## REQUIREMENTS
Repeat each line of the material below exactly as it appears, minus any pictures.

## MATERIAL SHOWN
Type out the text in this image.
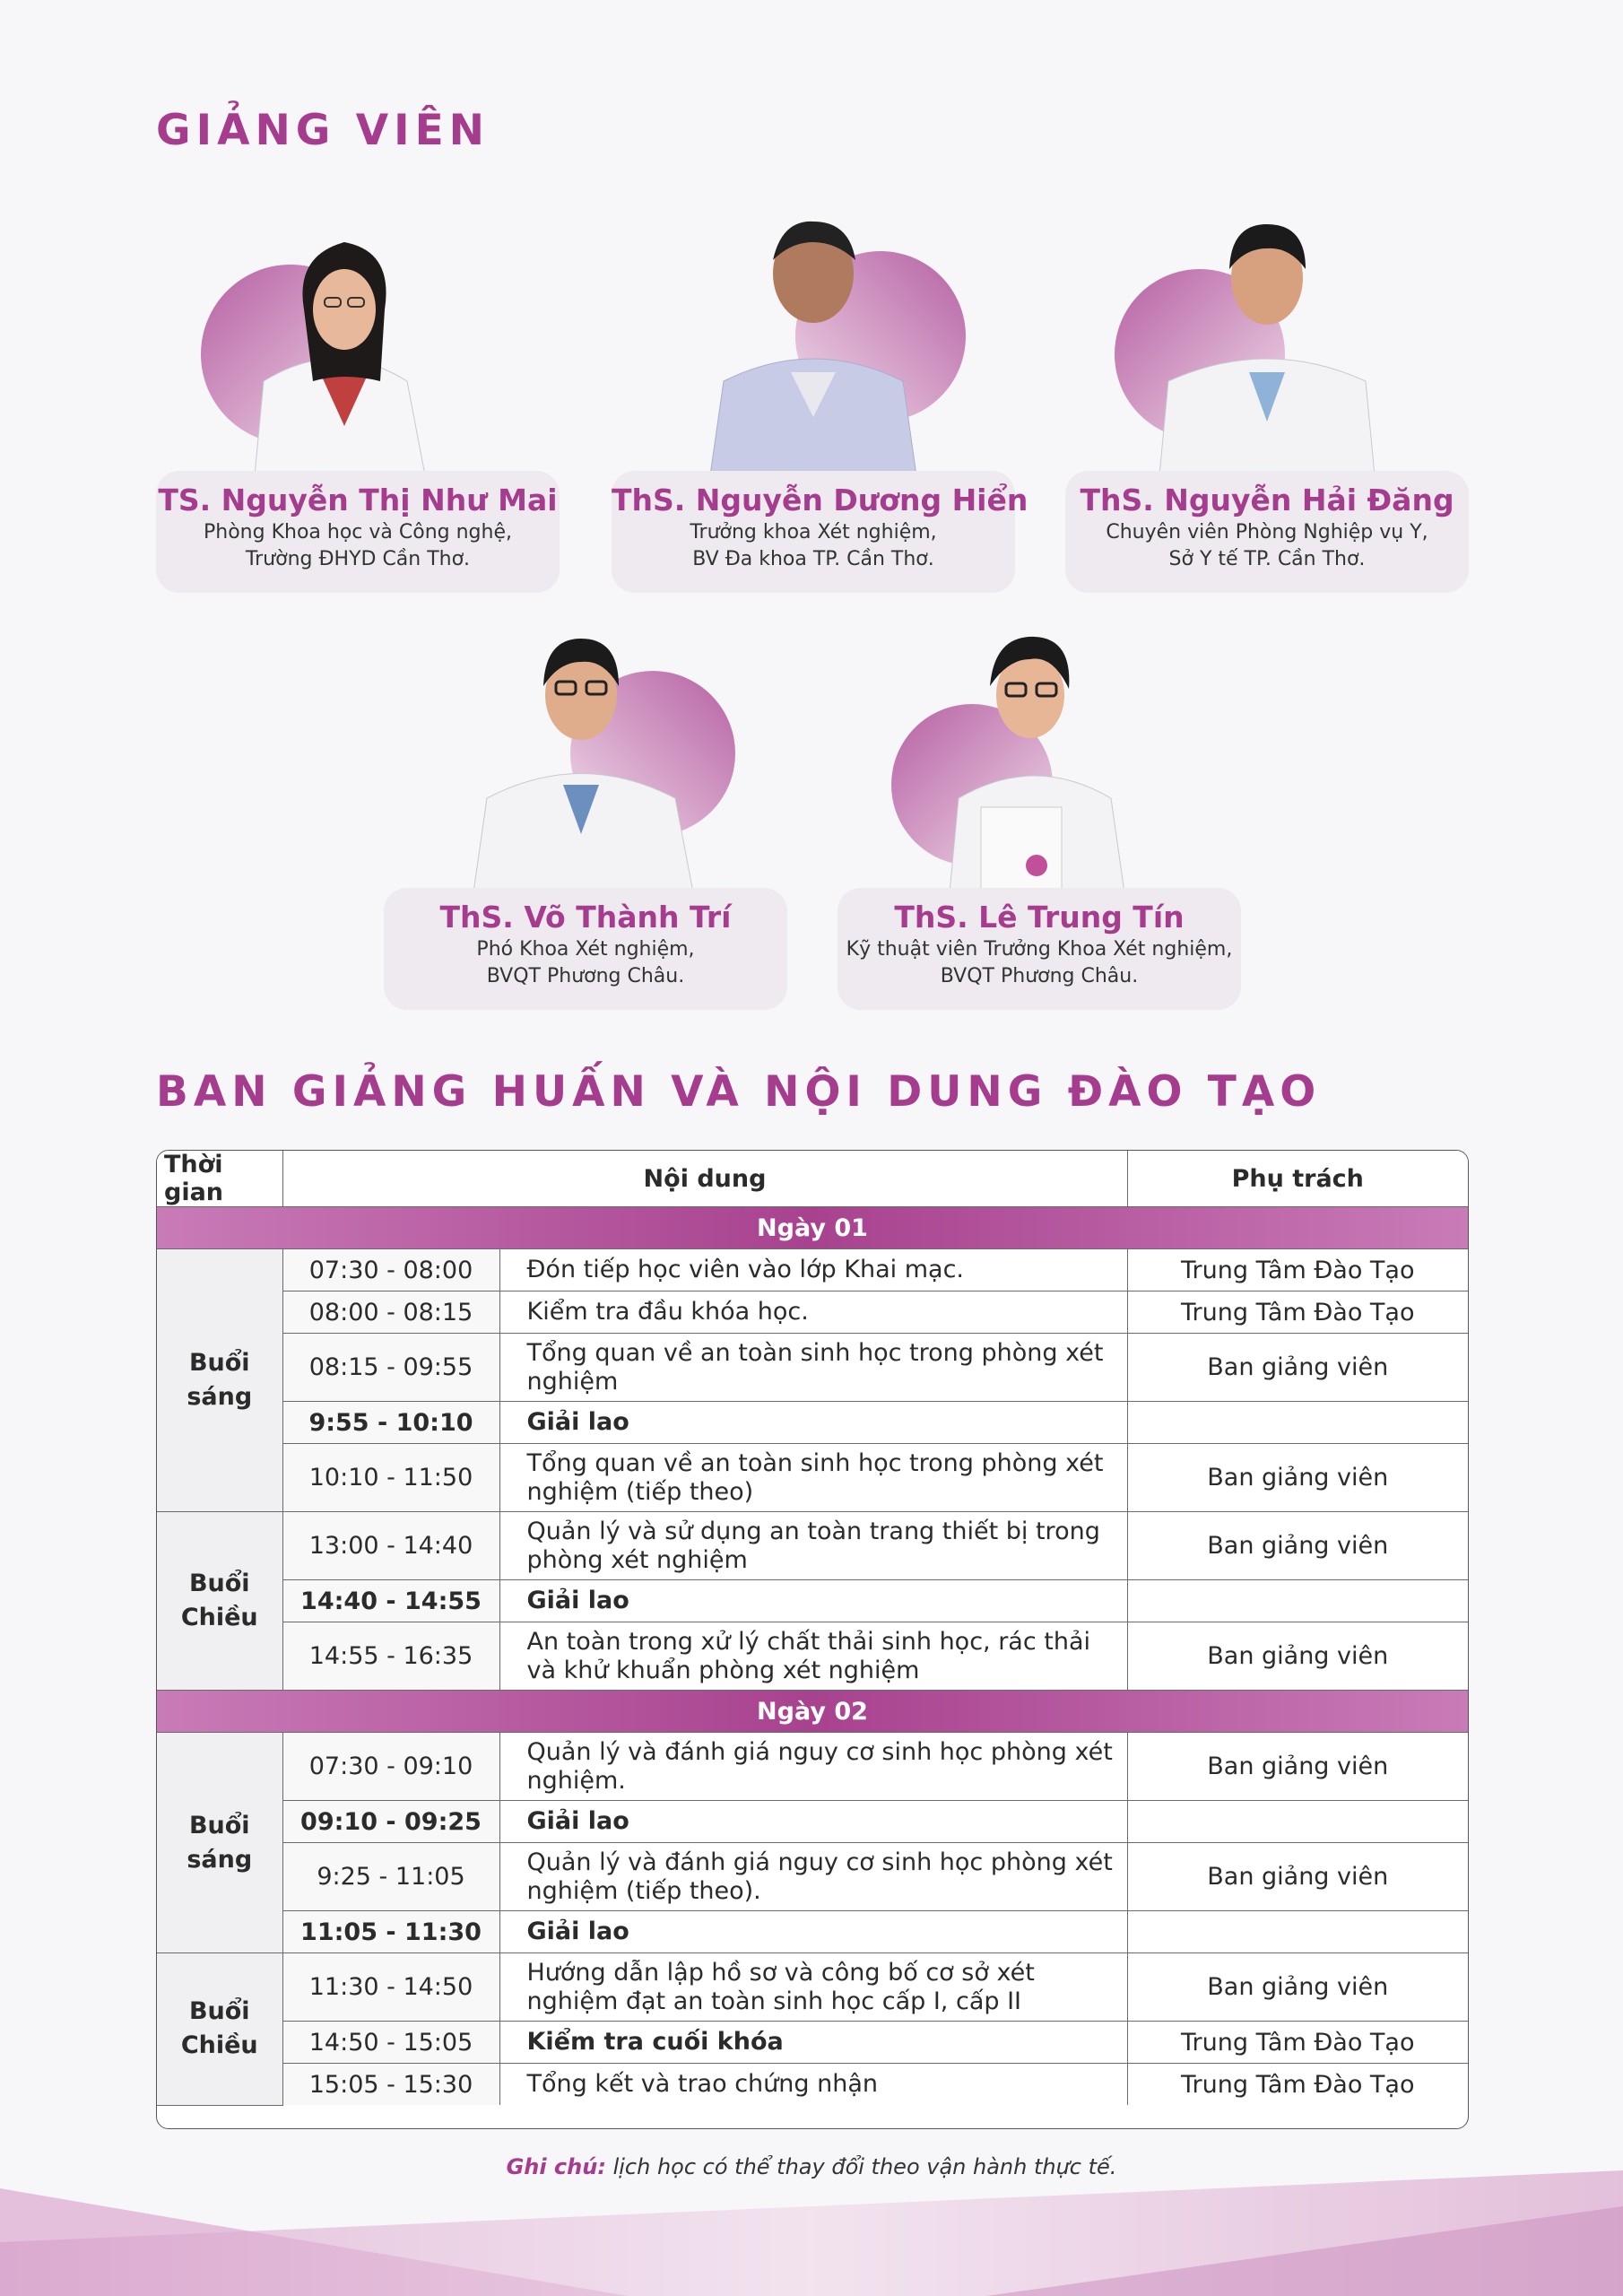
GIẢNG VIÊN
TS. Nguyễn Thị Như Mai
Phòng Khoa học và Công nghệ,
Trường ĐHYD Cần Thơ.
ThS. Nguyễn Dương Hiển
Trưởng khoa Xét nghiệm,
BV Đa khoa TP. Cần Thơ.
ThS. Nguyễn Hải Đăng
Chuyên viên Phòng Nghiệp vụ Y,
Sở Y tế TP. Cần Thơ.
ThS. Võ Thành Trí
Phó Khoa Xét nghiệm,
BVQT Phương Châu.
ThS. Lê Trung Tín
Kỹ thuật viên Trưởng Khoa Xét nghiệm,
BVQT Phương Châu.
BAN GIẢNG HUẤN VÀ NỘI DUNG ĐÀO TẠO
Thời gian	Nội dung		Phụ trách
Ngày 01			
Buổi sáng	07:30 - 08:00	Đón tiếp học viên vào lớp Khai mạc.	Trung Tâm Đào Tạo
	08:00 - 08:15	Kiểm tra đầu khóa học.	Trung Tâm Đào Tạo
	08:15 - 09:55	Tổng quan về an toàn sinh học trong phòng xét nghiệm	Ban giảng viên
	9:55 - 10:10	Giải lao	
	10:10 - 11:50	Tổng quan về an toàn sinh học trong phòng xét nghiệm (tiếp theo)	Ban giảng viên
Buổi Chiều	13:00 - 14:40	Quản lý và sử dụng an toàn trang thiết bị trong phòng xét nghiệm	Ban giảng viên
	14:40 - 14:55	Giải lao	
	14:55 - 16:35	An toàn trong xử lý chất thải sinh học, rác thải và khử khuẩn phòng xét nghiệm	Ban giảng viên
Ngày 02			
Buổi sáng	07:30 - 09:10	Quản lý và đánh giá nguy cơ sinh học phòng xét nghiệm.	Ban giảng viên
	09:10 - 09:25	Giải lao	
	9:25 - 11:05	Quản lý và đánh giá nguy cơ sinh học phòng xét nghiệm (tiếp theo).	Ban giảng viên
	11:05 - 11:30	Giải lao	
Buổi Chiều	11:30 - 14:50	Hướng dẫn lập hồ sơ và công bố cơ sở xét nghiệm đạt an toàn sinh học cấp I, cấp II	Ban giảng viên
	14:50 - 15:05	Kiểm tra cuối khóa	Trung Tâm Đào Tạo
	15:05 - 15:30	Tổng kết và trao chứng nhận	Trung Tâm Đào Tạo
Ghi chú: lịch học có thể thay đổi theo vận hành thực tế.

## EXPECTED ANSWER
Type out the text in this image.
GIẢNG VIÊN
TS. Nguyễn Thị Như Mai
Phòng Khoa học và Công nghệ,
Trường ĐHYD Cần Thơ.
ThS. Nguyễn Dương Hiển
Trưởng khoa Xét nghiệm,
BV Đa khoa TP. Cần Thơ.
ThS. Nguyễn Hải Đăng
Chuyên viên Phòng Nghiệp vụ Y,
Sở Y tế TP. Cần Thơ.
ThS. Võ Thành Trí
Phó Khoa Xét nghiệm,
BVQT Phương Châu.
ThS. Lê Trung Tín
Kỹ thuật viên Trưởng Khoa Xét nghiệm,
BVQT Phương Châu.
BAN GIẢNG HUẤN VÀ NỘI DUNG ĐÀO TẠO
Thời gian	Nội dung		Phụ trách
Ngày 01			
Buổi sáng	07:30 - 08:00	Đón tiếp học viên vào lớp Khai mạc.	Trung Tâm Đào Tạo
	08:00 - 08:15	Kiểm tra đầu khóa học.	Trung Tâm Đào Tạo
	08:15 - 09:55	Tổng quan về an toàn sinh học trong phòng xét nghiệm	Ban giảng viên
	9:55 - 10:10	Giải lao	
	10:10 - 11:50	Tổng quan về an toàn sinh học trong phòng xét nghiệm (tiếp theo)	Ban giảng viên
Buổi Chiều	13:00 - 14:40	Quản lý và sử dụng an toàn trang thiết bị trong phòng xét nghiệm	Ban giảng viên
	14:40 - 14:55	Giải lao	
	14:55 - 16:35	An toàn trong xử lý chất thải sinh học, rác thải và khử khuẩn phòng xét nghiệm	Ban giảng viên
Ngày 02			
Buổi sáng	07:30 - 09:10	Quản lý và đánh giá nguy cơ sinh học phòng xét nghiệm.	Ban giảng viên
	09:10 - 09:25	Giải lao	
	9:25 - 11:05	Quản lý và đánh giá nguy cơ sinh học phòng xét nghiệm (tiếp theo).	Ban giảng viên
	11:05 - 11:30	Giải lao	
Buổi Chiều	11:30 - 14:50	Hướng dẫn lập hồ sơ và công bố cơ sở xét nghiệm đạt an toàn sinh học cấp I, cấp II	Ban giảng viên
	14:50 - 15:05	Kiểm tra cuối khóa	Trung Tâm Đào Tạo
	15:05 - 15:30	Tổng kết và trao chứng nhận	Trung Tâm Đào Tạo
Ghi chú: lịch học có thể thay đổi theo vận hành thực tế.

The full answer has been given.